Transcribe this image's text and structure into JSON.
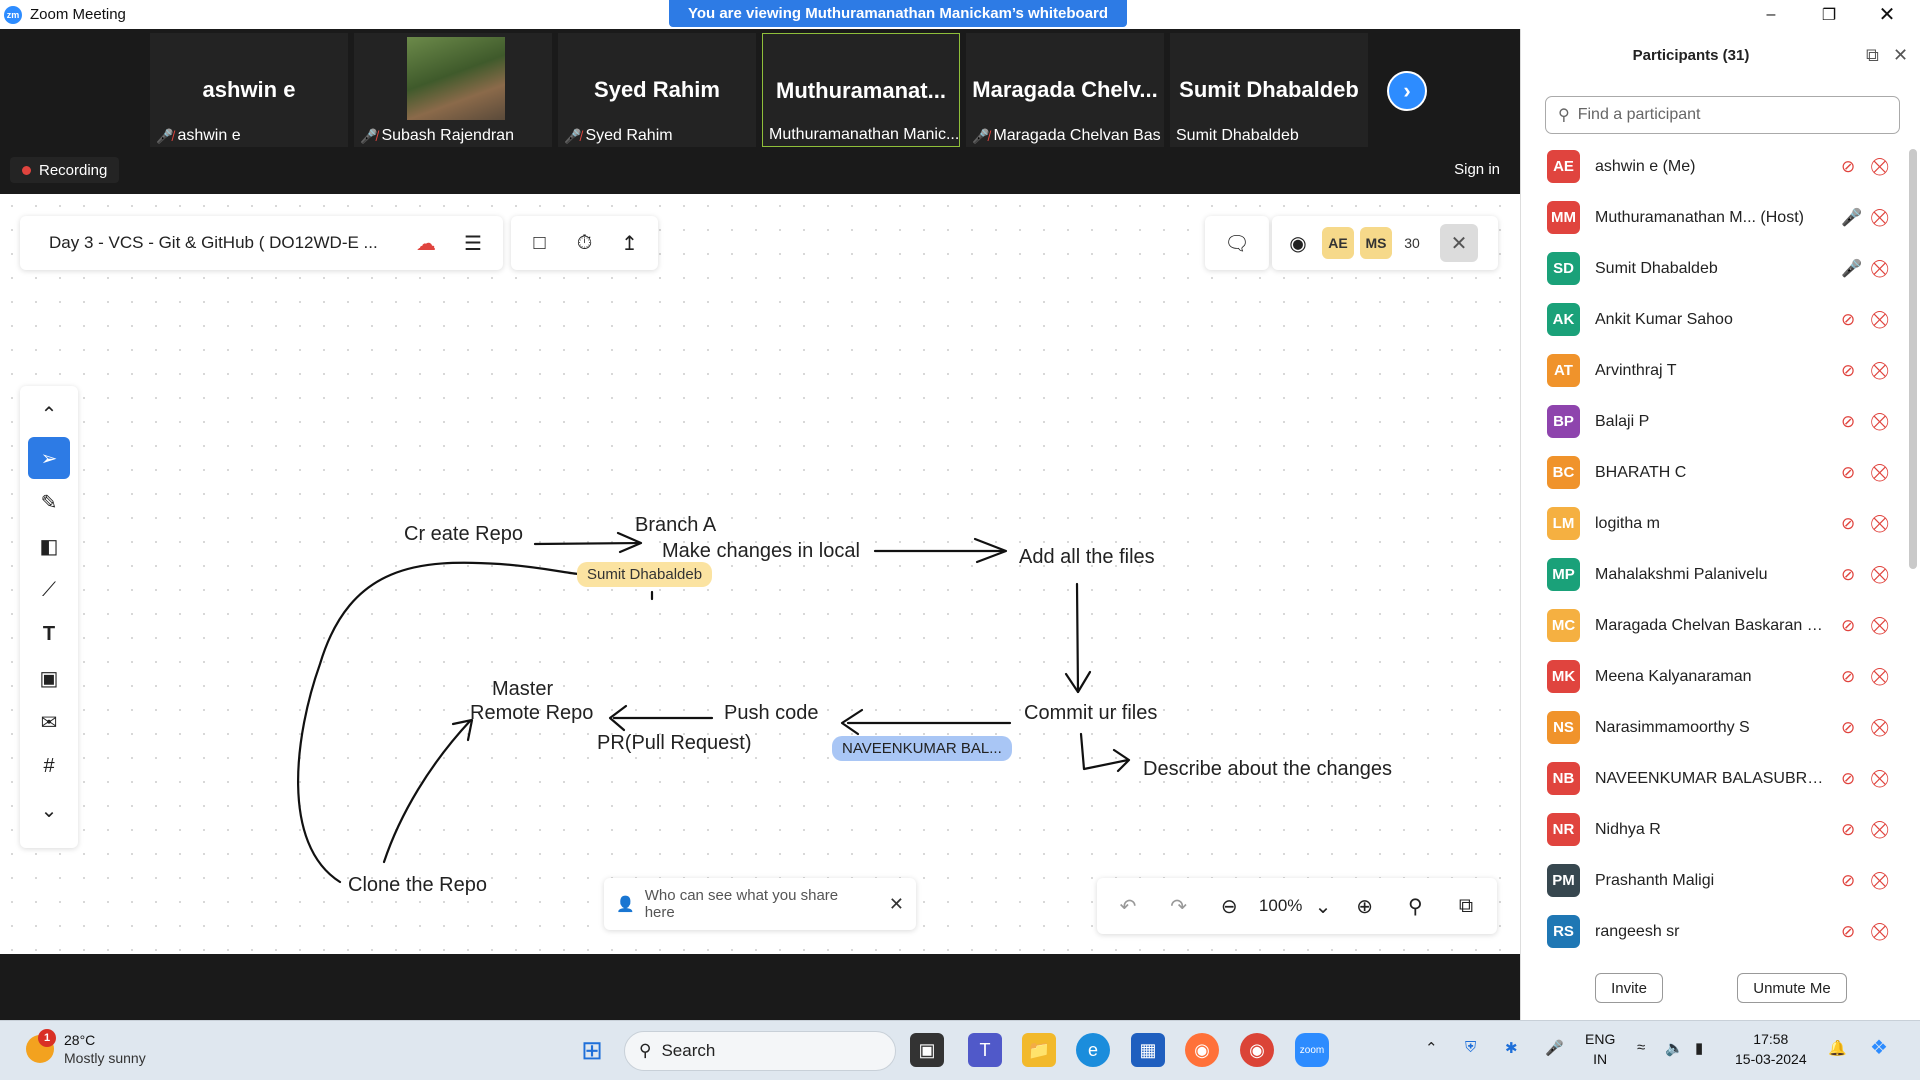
{
  "window": {
    "app_title": "Zoom Meeting",
    "banner": "You are viewing Muthuramanathan Manickam’s whiteboard"
  },
  "video_strip": {
    "tiles": [
      {
        "big": "ashwin e",
        "small": "ashwin e",
        "muted": true
      },
      {
        "big": "",
        "small": "Subash Rajendran",
        "muted": true
      },
      {
        "big": "Syed Rahim",
        "small": "Syed Rahim",
        "muted": true
      },
      {
        "big": "Muthuramanat...",
        "small": "Muthuramanathan Manic...",
        "muted": false
      },
      {
        "big": "Maragada  Chelv...",
        "small": "Maragada Chelvan Bas...",
        "muted": true
      },
      {
        "big": "Sumit Dhabaldeb",
        "small": "Sumit Dhabaldeb",
        "muted": false
      }
    ],
    "recording_label": "Recording",
    "sign_in": "Sign in"
  },
  "whiteboard": {
    "doc_title": "Day 3  - VCS - Git & GitHub ( DO12WD-E ...",
    "collaborators": [
      "AE",
      "MS"
    ],
    "collaborator_count": "30",
    "zoom_level": "100%",
    "share_notice": "Who can see what you share here",
    "drawing_texts": {
      "create_repo": "Cr eate Repo",
      "branch_a": "Branch A",
      "make_changes": "Make changes in local",
      "add_files": "Add all the files",
      "commit": "Commit ur files",
      "describe": "Describe about the changes",
      "push_code": "Push code",
      "master": "Master",
      "remote_repo": "Remote Repo",
      "pr": "PR(Pull Request)",
      "clone": "Clone the Repo"
    },
    "cursors": [
      {
        "name": "Sumit Dhabaldeb",
        "color": "#fbe3a1"
      },
      {
        "name": "NAVEENKUMAR BAL...",
        "color": "#a9c6f5"
      }
    ]
  },
  "participants": {
    "title": "Participants (31)",
    "search_placeholder": "Find a participant",
    "list": [
      {
        "initials": "AE",
        "name": "ashwin e (Me)",
        "color": "#e0443e",
        "mic": "muted"
      },
      {
        "initials": "MM",
        "name": "Muthuramanathan M...  (Host)",
        "color": "#e0443e",
        "mic": "on"
      },
      {
        "initials": "SD",
        "name": "Sumit Dhabaldeb",
        "color": "#1aa179",
        "mic": "on"
      },
      {
        "initials": "AK",
        "name": "Ankit Kumar Sahoo",
        "color": "#1aa179",
        "mic": "muted"
      },
      {
        "initials": "AT",
        "name": "Arvinthraj T",
        "color": "#f0932b",
        "mic": "muted"
      },
      {
        "initials": "BP",
        "name": "Balaji P",
        "color": "#8e44ad",
        "mic": "muted"
      },
      {
        "initials": "BC",
        "name": "BHARATH C",
        "color": "#f0932b",
        "mic": "muted"
      },
      {
        "initials": "LM",
        "name": "logitha m",
        "color": "#f5b041",
        "mic": "muted"
      },
      {
        "initials": "MP",
        "name": "Mahalakshmi Palanivelu",
        "color": "#1aa179",
        "mic": "muted"
      },
      {
        "initials": "MC",
        "name": "Maragada Chelvan Baskaran Siv...",
        "color": "#f5b041",
        "mic": "muted"
      },
      {
        "initials": "MK",
        "name": "Meena Kalyanaraman",
        "color": "#e0443e",
        "mic": "muted"
      },
      {
        "initials": "NS",
        "name": "Narasimmamoorthy S",
        "color": "#f0932b",
        "mic": "muted"
      },
      {
        "initials": "NB",
        "name": "NAVEENKUMAR BALASUBRAMA...",
        "color": "#e0443e",
        "mic": "muted"
      },
      {
        "initials": "NR",
        "name": "Nidhya R",
        "color": "#e0443e",
        "mic": "muted"
      },
      {
        "initials": "PM",
        "name": "Prashanth Maligi",
        "color": "#37474f",
        "mic": "muted"
      },
      {
        "initials": "RS",
        "name": "rangeesh sr",
        "color": "#1f77b4",
        "mic": "muted"
      }
    ],
    "invite": "Invite",
    "unmute": "Unmute Me"
  },
  "taskbar": {
    "weather_temp": "28°C",
    "weather_desc": "Mostly sunny",
    "weather_badge": "1",
    "search": "Search",
    "lang": "ENG",
    "region": "IN",
    "time": "17:58",
    "date": "15-03-2024"
  }
}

---------------

[Goal] Print the complete listing exactly as it stands, without its pictures.

[Output for this exercise]
Transcribe this image's text and structure into JSON.
{
  "window": {
    "app_title": "Zoom Meeting",
    "banner": "You are viewing Muthuramanathan Manickam’s whiteboard"
  },
  "video_strip": {
    "tiles": [
      {
        "big": "ashwin e",
        "small": "ashwin e",
        "muted": true
      },
      {
        "big": "",
        "small": "Subash Rajendran",
        "muted": true
      },
      {
        "big": "Syed Rahim",
        "small": "Syed Rahim",
        "muted": true
      },
      {
        "big": "Muthuramanat...",
        "small": "Muthuramanathan Manic...",
        "muted": false
      },
      {
        "big": "Maragada  Chelv...",
        "small": "Maragada Chelvan Bas...",
        "muted": true
      },
      {
        "big": "Sumit Dhabaldeb",
        "small": "Sumit Dhabaldeb",
        "muted": false
      }
    ],
    "recording_label": "Recording",
    "sign_in": "Sign in"
  },
  "whiteboard": {
    "doc_title": "Day 3  - VCS - Git & GitHub ( DO12WD-E ...",
    "collaborators": [
      "AE",
      "MS"
    ],
    "collaborator_count": "30",
    "zoom_level": "100%",
    "share_notice": "Who can see what you share here",
    "drawing_texts": {
      "create_repo": "Cr eate Repo",
      "branch_a": "Branch A",
      "make_changes": "Make changes in local",
      "add_files": "Add all the files",
      "commit": "Commit ur files",
      "describe": "Describe about the changes",
      "push_code": "Push code",
      "master": "Master",
      "remote_repo": "Remote Repo",
      "pr": "PR(Pull Request)",
      "clone": "Clone the Repo"
    },
    "cursors": [
      {
        "name": "Sumit Dhabaldeb",
        "color": "#fbe3a1"
      },
      {
        "name": "NAVEENKUMAR BAL...",
        "color": "#a9c6f5"
      }
    ]
  },
  "participants": {
    "title": "Participants (31)",
    "search_placeholder": "Find a participant",
    "list": [
      {
        "initials": "AE",
        "name": "ashwin e (Me)",
        "color": "#e0443e",
        "mic": "muted"
      },
      {
        "initials": "MM",
        "name": "Muthuramanathan M...  (Host)",
        "color": "#e0443e",
        "mic": "on"
      },
      {
        "initials": "SD",
        "name": "Sumit Dhabaldeb",
        "color": "#1aa179",
        "mic": "on"
      },
      {
        "initials": "AK",
        "name": "Ankit Kumar Sahoo",
        "color": "#1aa179",
        "mic": "muted"
      },
      {
        "initials": "AT",
        "name": "Arvinthraj T",
        "color": "#f0932b",
        "mic": "muted"
      },
      {
        "initials": "BP",
        "name": "Balaji P",
        "color": "#8e44ad",
        "mic": "muted"
      },
      {
        "initials": "BC",
        "name": "BHARATH C",
        "color": "#f0932b",
        "mic": "muted"
      },
      {
        "initials": "LM",
        "name": "logitha m",
        "color": "#f5b041",
        "mic": "muted"
      },
      {
        "initials": "MP",
        "name": "Mahalakshmi Palanivelu",
        "color": "#1aa179",
        "mic": "muted"
      },
      {
        "initials": "MC",
        "name": "Maragada Chelvan Baskaran Siv...",
        "color": "#f5b041",
        "mic": "muted"
      },
      {
        "initials": "MK",
        "name": "Meena Kalyanaraman",
        "color": "#e0443e",
        "mic": "muted"
      },
      {
        "initials": "NS",
        "name": "Narasimmamoorthy S",
        "color": "#f0932b",
        "mic": "muted"
      },
      {
        "initials": "NB",
        "name": "NAVEENKUMAR BALASUBRAMA...",
        "color": "#e0443e",
        "mic": "muted"
      },
      {
        "initials": "NR",
        "name": "Nidhya R",
        "color": "#e0443e",
        "mic": "muted"
      },
      {
        "initials": "PM",
        "name": "Prashanth Maligi",
        "color": "#37474f",
        "mic": "muted"
      },
      {
        "initials": "RS",
        "name": "rangeesh sr",
        "color": "#1f77b4",
        "mic": "muted"
      }
    ],
    "invite": "Invite",
    "unmute": "Unmute Me"
  },
  "taskbar": {
    "weather_temp": "28°C",
    "weather_desc": "Mostly sunny",
    "weather_badge": "1",
    "search": "Search",
    "lang": "ENG",
    "region": "IN",
    "time": "17:58",
    "date": "15-03-2024"
  }
}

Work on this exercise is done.